De Nederlandse samenleving gaat onverschillig om met de ambachtseconomie. Ambachtelijke onderwijs is ondergewaardeerd en vakopleidingen worden bedreigd. De ontwikkeling van vakmanschap in Nederland wordt belemmerd door gebrek aan middelen, infrastructuur en een onderontwikkelde ambachtscultuur. Deze conclusies trekt Arjo Klamer. De hoogleraar culturele economie aan de Erasmus Universiteit Rotterdam deed, in opdracht van het Hoofdbedrijfschap Ambachten, internationaal vergelijkend onderzoek in o.a. Nederland, Italië, Japan, Duitsland en Engeland. HBA voorzitter Elrie Bakker ontving, tijdens het symposium ‘Lang leve het ambacht’, uit handen van Klamer de resultaten en een pleidooi voor de ontwikkeling van de ambachtscultuur in Nederland.
Elrie Bakker: “Dit rapport komt op een cruciaal moment. De Nederlandse ambachtseconomie staat voor complexe uitdagingen op het gebied van infrastructuur, onderwijs en arbeidsmarkt.” Dat erkent ook het kabinet dat niet voor niets een adviesaanvraag heeft ingediend bij de SER over de toekomst van de ambachtseconomie.” Het dreigende tekort op korte termijn aan 250.000 vakmensen maakt de ambachtseconomie extra kwetsbaar en is volgens Elrie Bakker een belangrijke reden om nu snel gezamenlijk in actie te komen. “Samen moeten we inzetten op de herwaardering van het ambacht. Ambachten dragen bij aan de kwaliteit van producten, van werk en van leven en zijn onmisbaar voor de samenleving.”

* **Aangeleverd materiaal**:
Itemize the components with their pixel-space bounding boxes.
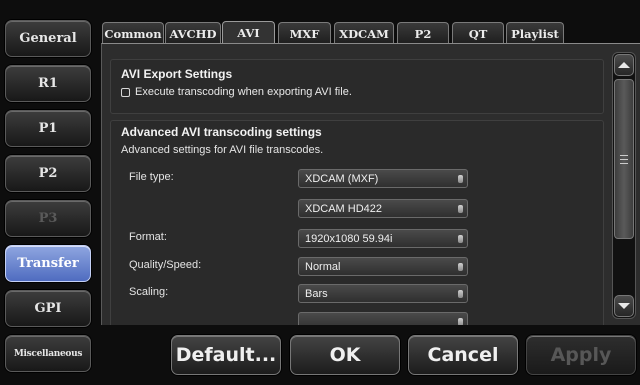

* **Lijst met opdrachten**:
1. Haal uit de tekst over de ambachtseconomie letterlijk het stuk tussen "De Nederlandse samenleving" en "ambachtscultuur in Nederland.", met beide grenzen inbegrepen.
2. Hoe groot is volgens de tekst over de ambachtseconomie het tekort aan vakmensen dat op korte termijn dreigt?
Het overzicht is voor geen enkele opdracht nodig.

* **Antwoorden**:
1.
De Nederlandse samenleving gaat onverschillig om met de ambachtseconomie. Ambachtelijke onderwijs is ondergewaardeerd en vakopleidingen worden bedreigd. De ontwikkeling van vakmanschap in Nederland wordt belemmerd door gebrek aan middelen, infrastructuur en een onderontwikkelde ambachtscultuur. Deze conclusies trekt Arjo Klamer. De hoogleraar culturele economie aan de Erasmus Universiteit Rotterdam deed, in opdracht van het Hoofdbedrijfschap Ambachten, internationaal vergelijkend onderzoek in o.a. Nederland, Italië, Japan, Duitsland en Engeland. HBA voorzitter Elrie Bakker ontving, tijdens het symposium ‘Lang leve het ambacht’, uit handen van Klamer de resultaten en een pleidooi voor de ontwikkeling van de ambachtscultuur in Nederland.

2. Het gaat om een tekort aan 250.000 vakmensen.